Given task a:
Decide whether each statement agrees with the course descriptions: (i) the existentialism course is crosslisted with PHIL 789; (ii) the existentialism course requires a 20 page research paper; (iii) in the existentialism course, students answer questions from other seminarists via LearnLink. For each statement, answer yes or no and quote the deciding words of the course descriptions.
-- Start of Excerpted passage --
Texts: The Hebrew Bible, Soren Kierkegaard, Fear and
Trembling, Sigmund Freud, Moses and Monotheism, Mary Douglas, Purity
and Danger.
Particulars: 1) a 2-3 page response to the assigned
readings, due each week 2) a 20 page research paper due at the end of
the course 3) a brief presentation of your research to the class.
CPLT 751 003 Existentialism, Classic Texts
Flynn
Tu 1-4
[Crosslisted with PHIL 789]
Content: The existentialist movement was one of the
major philosophical events of the 20th century. Its effects continue
to be felt in philosophical, social scientific and artistic circles
to this day. By a careful reading and discussion of seminal texts by
a number of major existentialist philosophers we shall try to analyze
and assess the basic theses and themes of this "school" that
was by definition not one.
Texts: Essays and excerpts from Karl Jaspers, Gabriel
Marcel, José Ortega y Gasset, Albert Camus, Maurice Merleau-Ponty,
Martin Heidegger, Simone de Beauvoir, and Jean-Paul Sartre. We shall
also consider uses of existentialist concepts and arguments by current
philosophers such as Charles Taylor and Tom Nagel.
Particulars: Seminar format. Each student will be
expected to defend orally a seminar paper prepared and submitted in
advance as well as to answer questions raised by the other seminarists
regarding these papers via LearnLink (the campus electronic computer
network). A term essay of moderate length will be required.
-- End of Excerpted passage --
-- Start of Exercise materials --
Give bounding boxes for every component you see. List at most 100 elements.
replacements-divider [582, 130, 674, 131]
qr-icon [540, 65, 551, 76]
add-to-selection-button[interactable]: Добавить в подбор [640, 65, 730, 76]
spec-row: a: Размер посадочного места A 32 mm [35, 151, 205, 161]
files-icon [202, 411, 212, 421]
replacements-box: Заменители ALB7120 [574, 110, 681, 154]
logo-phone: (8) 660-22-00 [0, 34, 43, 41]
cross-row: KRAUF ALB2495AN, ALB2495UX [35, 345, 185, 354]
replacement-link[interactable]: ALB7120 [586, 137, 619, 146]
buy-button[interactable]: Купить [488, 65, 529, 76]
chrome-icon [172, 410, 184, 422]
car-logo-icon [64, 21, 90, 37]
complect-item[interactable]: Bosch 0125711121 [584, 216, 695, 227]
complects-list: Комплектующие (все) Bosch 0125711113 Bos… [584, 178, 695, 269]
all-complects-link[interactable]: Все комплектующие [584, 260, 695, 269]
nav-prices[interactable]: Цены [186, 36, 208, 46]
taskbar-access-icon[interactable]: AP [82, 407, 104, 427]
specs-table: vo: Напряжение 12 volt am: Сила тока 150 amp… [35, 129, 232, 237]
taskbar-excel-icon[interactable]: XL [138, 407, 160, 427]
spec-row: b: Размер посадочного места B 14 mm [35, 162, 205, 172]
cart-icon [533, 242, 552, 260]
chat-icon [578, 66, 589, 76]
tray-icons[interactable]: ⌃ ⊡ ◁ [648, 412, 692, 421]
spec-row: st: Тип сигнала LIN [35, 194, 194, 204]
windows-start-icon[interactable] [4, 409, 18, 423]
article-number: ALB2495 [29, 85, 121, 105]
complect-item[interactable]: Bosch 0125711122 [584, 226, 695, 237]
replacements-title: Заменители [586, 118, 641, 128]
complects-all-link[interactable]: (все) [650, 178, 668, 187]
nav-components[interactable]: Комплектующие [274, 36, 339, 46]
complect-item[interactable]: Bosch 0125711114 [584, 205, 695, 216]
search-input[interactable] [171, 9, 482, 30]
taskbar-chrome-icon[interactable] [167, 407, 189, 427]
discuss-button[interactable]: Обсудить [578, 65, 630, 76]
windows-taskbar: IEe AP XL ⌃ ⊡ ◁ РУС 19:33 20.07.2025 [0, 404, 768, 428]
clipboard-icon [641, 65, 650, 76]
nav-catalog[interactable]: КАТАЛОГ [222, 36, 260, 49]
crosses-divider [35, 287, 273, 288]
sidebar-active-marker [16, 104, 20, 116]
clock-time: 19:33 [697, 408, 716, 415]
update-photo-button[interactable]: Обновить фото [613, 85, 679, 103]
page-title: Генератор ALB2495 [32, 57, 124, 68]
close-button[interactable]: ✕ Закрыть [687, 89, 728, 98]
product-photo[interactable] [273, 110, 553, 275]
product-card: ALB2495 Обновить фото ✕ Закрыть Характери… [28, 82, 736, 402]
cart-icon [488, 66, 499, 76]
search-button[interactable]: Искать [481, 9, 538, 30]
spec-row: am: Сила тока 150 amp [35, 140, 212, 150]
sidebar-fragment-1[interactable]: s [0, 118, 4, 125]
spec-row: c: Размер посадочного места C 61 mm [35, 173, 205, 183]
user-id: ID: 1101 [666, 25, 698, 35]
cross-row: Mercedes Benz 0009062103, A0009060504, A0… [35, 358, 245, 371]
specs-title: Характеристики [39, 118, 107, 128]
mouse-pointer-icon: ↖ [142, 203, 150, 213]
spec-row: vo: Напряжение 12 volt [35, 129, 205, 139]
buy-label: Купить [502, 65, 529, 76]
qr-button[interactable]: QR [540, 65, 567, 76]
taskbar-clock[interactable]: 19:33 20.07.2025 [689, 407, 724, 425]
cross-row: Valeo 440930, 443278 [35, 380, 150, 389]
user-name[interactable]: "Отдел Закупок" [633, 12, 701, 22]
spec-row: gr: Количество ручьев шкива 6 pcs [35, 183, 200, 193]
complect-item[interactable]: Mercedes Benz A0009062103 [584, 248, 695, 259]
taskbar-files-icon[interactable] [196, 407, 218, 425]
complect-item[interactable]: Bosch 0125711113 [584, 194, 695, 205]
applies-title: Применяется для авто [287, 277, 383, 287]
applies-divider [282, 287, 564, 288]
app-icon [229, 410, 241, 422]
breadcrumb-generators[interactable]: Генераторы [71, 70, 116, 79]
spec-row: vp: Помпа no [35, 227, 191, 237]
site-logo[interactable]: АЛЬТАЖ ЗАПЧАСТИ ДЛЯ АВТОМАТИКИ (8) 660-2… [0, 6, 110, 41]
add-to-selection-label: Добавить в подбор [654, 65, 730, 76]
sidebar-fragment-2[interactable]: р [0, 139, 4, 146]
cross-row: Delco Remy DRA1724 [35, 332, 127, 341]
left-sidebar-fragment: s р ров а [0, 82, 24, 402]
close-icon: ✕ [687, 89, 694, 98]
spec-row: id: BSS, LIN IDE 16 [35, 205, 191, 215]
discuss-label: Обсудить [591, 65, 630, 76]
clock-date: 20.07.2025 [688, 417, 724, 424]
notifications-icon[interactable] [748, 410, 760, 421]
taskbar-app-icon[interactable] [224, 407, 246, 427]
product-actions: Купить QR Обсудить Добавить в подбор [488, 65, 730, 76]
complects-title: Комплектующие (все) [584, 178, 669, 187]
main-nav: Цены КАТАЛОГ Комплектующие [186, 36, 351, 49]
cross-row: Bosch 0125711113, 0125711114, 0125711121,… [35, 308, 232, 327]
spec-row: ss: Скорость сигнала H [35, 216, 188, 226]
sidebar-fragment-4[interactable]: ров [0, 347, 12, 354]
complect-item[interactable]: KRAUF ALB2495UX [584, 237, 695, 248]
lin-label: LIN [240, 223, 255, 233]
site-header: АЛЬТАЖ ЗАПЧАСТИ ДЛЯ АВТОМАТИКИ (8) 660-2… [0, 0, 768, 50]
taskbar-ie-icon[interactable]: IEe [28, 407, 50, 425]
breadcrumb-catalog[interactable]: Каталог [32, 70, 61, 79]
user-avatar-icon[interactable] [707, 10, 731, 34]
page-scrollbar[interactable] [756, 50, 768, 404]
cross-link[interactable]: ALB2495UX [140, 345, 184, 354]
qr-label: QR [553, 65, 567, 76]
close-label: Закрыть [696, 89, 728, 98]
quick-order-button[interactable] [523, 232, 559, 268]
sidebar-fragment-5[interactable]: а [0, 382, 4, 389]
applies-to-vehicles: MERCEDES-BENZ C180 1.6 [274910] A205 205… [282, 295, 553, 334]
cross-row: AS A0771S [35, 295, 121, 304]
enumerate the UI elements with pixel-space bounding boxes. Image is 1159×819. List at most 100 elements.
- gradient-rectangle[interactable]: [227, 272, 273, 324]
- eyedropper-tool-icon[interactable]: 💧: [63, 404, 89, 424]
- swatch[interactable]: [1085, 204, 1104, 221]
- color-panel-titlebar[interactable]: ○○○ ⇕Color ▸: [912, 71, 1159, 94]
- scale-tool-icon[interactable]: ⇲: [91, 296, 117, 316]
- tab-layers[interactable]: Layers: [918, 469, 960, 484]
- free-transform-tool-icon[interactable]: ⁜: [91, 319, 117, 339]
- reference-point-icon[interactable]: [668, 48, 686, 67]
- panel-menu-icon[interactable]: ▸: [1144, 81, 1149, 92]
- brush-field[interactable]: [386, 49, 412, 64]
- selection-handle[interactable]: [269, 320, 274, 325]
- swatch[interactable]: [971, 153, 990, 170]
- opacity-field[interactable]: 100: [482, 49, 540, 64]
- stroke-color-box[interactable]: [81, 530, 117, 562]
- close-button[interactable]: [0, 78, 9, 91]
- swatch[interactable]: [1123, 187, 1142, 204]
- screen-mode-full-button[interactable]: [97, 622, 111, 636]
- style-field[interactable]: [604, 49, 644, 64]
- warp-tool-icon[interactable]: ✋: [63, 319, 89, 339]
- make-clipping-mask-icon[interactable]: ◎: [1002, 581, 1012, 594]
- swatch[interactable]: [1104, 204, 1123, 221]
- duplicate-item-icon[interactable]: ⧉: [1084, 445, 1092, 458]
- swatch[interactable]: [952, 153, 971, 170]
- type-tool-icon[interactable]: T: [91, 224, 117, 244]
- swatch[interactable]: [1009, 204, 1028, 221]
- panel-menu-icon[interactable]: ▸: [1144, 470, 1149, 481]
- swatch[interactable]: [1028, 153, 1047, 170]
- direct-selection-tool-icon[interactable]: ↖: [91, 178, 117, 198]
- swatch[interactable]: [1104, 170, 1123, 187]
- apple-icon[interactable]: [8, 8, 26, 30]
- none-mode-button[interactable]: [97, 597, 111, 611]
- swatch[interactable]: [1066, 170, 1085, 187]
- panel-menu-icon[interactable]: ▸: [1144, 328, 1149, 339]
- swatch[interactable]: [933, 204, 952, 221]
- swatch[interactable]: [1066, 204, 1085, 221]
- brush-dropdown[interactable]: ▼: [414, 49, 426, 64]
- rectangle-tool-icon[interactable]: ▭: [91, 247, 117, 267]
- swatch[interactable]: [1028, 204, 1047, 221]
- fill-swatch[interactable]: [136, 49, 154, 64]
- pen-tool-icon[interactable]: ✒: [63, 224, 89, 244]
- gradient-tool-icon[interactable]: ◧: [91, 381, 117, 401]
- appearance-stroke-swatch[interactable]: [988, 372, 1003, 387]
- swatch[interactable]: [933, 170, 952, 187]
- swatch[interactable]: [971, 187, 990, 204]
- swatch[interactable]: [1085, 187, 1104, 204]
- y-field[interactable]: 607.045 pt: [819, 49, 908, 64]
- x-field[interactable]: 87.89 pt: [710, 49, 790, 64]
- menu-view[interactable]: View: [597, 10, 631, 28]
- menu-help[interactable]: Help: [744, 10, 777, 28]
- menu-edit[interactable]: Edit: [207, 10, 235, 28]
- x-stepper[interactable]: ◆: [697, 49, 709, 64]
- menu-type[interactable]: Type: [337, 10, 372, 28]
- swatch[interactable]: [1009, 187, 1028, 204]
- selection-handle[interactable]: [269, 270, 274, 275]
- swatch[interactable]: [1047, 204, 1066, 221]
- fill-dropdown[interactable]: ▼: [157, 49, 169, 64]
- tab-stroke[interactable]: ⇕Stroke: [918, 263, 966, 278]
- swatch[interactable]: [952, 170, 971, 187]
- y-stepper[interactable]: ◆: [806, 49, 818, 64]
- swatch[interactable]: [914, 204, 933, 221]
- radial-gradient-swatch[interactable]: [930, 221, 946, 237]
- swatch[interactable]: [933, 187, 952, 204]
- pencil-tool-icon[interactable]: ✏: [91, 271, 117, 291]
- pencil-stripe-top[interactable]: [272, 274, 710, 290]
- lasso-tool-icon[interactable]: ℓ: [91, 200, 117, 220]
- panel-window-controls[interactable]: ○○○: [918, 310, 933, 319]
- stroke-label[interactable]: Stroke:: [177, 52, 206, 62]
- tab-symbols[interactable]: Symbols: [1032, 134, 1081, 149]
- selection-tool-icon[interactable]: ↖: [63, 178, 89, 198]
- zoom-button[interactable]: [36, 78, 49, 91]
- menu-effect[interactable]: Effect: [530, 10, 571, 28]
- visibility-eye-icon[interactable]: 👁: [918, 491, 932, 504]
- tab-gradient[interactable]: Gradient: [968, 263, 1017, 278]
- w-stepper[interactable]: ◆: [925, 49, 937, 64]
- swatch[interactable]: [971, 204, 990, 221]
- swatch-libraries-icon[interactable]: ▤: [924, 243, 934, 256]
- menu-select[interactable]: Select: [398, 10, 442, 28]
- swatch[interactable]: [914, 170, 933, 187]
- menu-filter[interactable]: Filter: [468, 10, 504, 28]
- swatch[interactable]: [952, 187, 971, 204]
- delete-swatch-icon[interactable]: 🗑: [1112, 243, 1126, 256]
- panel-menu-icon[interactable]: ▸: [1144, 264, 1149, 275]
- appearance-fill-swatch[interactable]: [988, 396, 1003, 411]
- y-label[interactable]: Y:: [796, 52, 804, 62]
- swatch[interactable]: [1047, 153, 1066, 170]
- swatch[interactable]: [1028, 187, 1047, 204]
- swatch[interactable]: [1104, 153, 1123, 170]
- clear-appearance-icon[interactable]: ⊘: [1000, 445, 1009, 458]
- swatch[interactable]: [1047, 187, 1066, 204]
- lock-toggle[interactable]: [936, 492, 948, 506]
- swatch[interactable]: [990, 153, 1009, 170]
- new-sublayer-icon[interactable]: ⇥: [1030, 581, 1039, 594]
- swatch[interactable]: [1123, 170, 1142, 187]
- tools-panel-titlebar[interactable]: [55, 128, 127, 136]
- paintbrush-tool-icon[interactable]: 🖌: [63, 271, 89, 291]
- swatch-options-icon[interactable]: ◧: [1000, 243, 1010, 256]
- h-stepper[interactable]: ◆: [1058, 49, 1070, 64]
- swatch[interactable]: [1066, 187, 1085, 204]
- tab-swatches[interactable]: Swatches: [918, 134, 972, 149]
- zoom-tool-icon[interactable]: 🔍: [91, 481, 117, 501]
-- End of Exercise materials --
Given task b:
Duplicate everything in the listing from its first line down through the line containing "cross-row: KRAUF ALB2495AN, ALB2495UX", with both of those lines included.

Complete response a:
(i) Yes: "[Crosslisted with PHIL 789]"
(ii) No: "A term essay of moderate length will be required."
(iii) Yes: "answer questions raised by the other seminarists regarding these papers via LearnLink"

Complete response b:
Give bounding boxes for every component you see. List at most 100 elements.
replacements-divider [582, 130, 674, 131]
qr-icon [540, 65, 551, 76]
add-to-selection-button[interactable]: Добавить в подбор [640, 65, 730, 76]
spec-row: a: Размер посадочного места A 32 mm [35, 151, 205, 161]
files-icon [202, 411, 212, 421]
replacements-box: Заменители ALB7120 [574, 110, 681, 154]
logo-phone: (8) 660-22-00 [0, 34, 43, 41]
cross-row: KRAUF ALB2495AN, ALB2495UX [35, 345, 185, 354]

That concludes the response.